• TASK DETAILS:
Reproduce every line of the listing as written, apart from the pictures.

• DATASET RECORDS:
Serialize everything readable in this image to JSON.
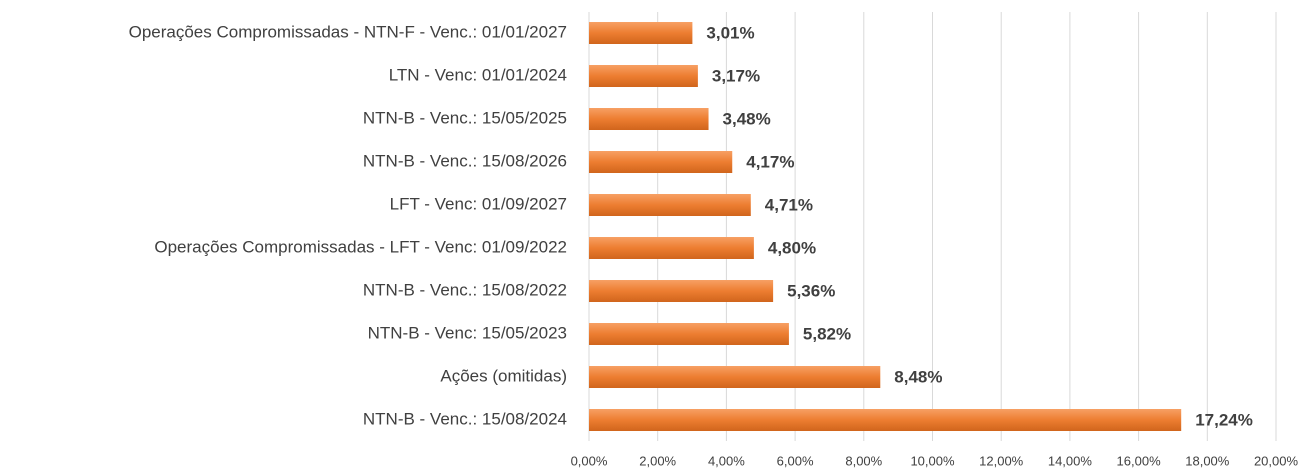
{
  "chart_data": {
    "type": "bar",
    "orientation": "horizontal",
    "categories": [
      "Operações Compromissadas - NTN-F - Venc.: 01/01/2027",
      "LTN - Venc: 01/01/2024",
      "NTN-B - Venc.: 15/05/2025",
      "NTN-B - Venc.: 15/08/2026",
      "LFT - Venc: 01/09/2027",
      "Operações Compromissadas - LFT - Venc: 01/09/2022",
      "NTN-B - Venc.: 15/08/2022",
      "NTN-B - Venc: 15/05/2023",
      "Ações (omitidas)",
      "NTN-B - Venc.: 15/08/2024"
    ],
    "values": [
      3.01,
      3.17,
      3.48,
      4.17,
      4.71,
      4.8,
      5.36,
      5.82,
      8.48,
      17.24
    ],
    "value_labels": [
      "3,01%",
      "3,17%",
      "3,48%",
      "4,17%",
      "4,71%",
      "4,80%",
      "5,36%",
      "5,82%",
      "8,48%",
      "17,24%"
    ],
    "color": "#ed7d31",
    "xlim": [
      0,
      20
    ],
    "xticks": [
      {
        "value": 0,
        "label": "0,00%"
      },
      {
        "value": 2,
        "label": "2,00%"
      },
      {
        "value": 4,
        "label": "4,00%"
      },
      {
        "value": 6,
        "label": "6,00%"
      },
      {
        "value": 8,
        "label": "8,00%"
      },
      {
        "value": 10,
        "label": "10,00%"
      },
      {
        "value": 12,
        "label": "12,00%"
      },
      {
        "value": 14,
        "label": "14,00%"
      },
      {
        "value": 16,
        "label": "16,00%"
      },
      {
        "value": 18,
        "label": "18,00%"
      },
      {
        "value": 20,
        "label": "20,00%"
      }
    ],
    "grid": true
  }
}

• SOLVED EXERCISE:
Serialize everything readable in this image to JSON.
{
  "chart_data": {
    "type": "bar",
    "orientation": "horizontal",
    "categories": [
      "Operações Compromissadas - NTN-F - Venc.: 01/01/2027",
      "LTN - Venc: 01/01/2024",
      "NTN-B - Venc.: 15/05/2025",
      "NTN-B - Venc.: 15/08/2026",
      "LFT - Venc: 01/09/2027",
      "Operações Compromissadas - LFT - Venc: 01/09/2022",
      "NTN-B - Venc.: 15/08/2022",
      "NTN-B - Venc: 15/05/2023",
      "Ações (omitidas)",
      "NTN-B - Venc.: 15/08/2024"
    ],
    "values": [
      3.01,
      3.17,
      3.48,
      4.17,
      4.71,
      4.8,
      5.36,
      5.82,
      8.48,
      17.24
    ],
    "value_labels": [
      "3,01%",
      "3,17%",
      "3,48%",
      "4,17%",
      "4,71%",
      "4,80%",
      "5,36%",
      "5,82%",
      "8,48%",
      "17,24%"
    ],
    "color": "#ed7d31",
    "xlim": [
      0,
      20
    ],
    "xticks": [
      {
        "value": 0,
        "label": "0,00%"
      },
      {
        "value": 2,
        "label": "2,00%"
      },
      {
        "value": 4,
        "label": "4,00%"
      },
      {
        "value": 6,
        "label": "6,00%"
      },
      {
        "value": 8,
        "label": "8,00%"
      },
      {
        "value": 10,
        "label": "10,00%"
      },
      {
        "value": 12,
        "label": "12,00%"
      },
      {
        "value": 14,
        "label": "14,00%"
      },
      {
        "value": 16,
        "label": "16,00%"
      },
      {
        "value": 18,
        "label": "18,00%"
      },
      {
        "value": 20,
        "label": "20,00%"
      }
    ],
    "grid": true
  }
}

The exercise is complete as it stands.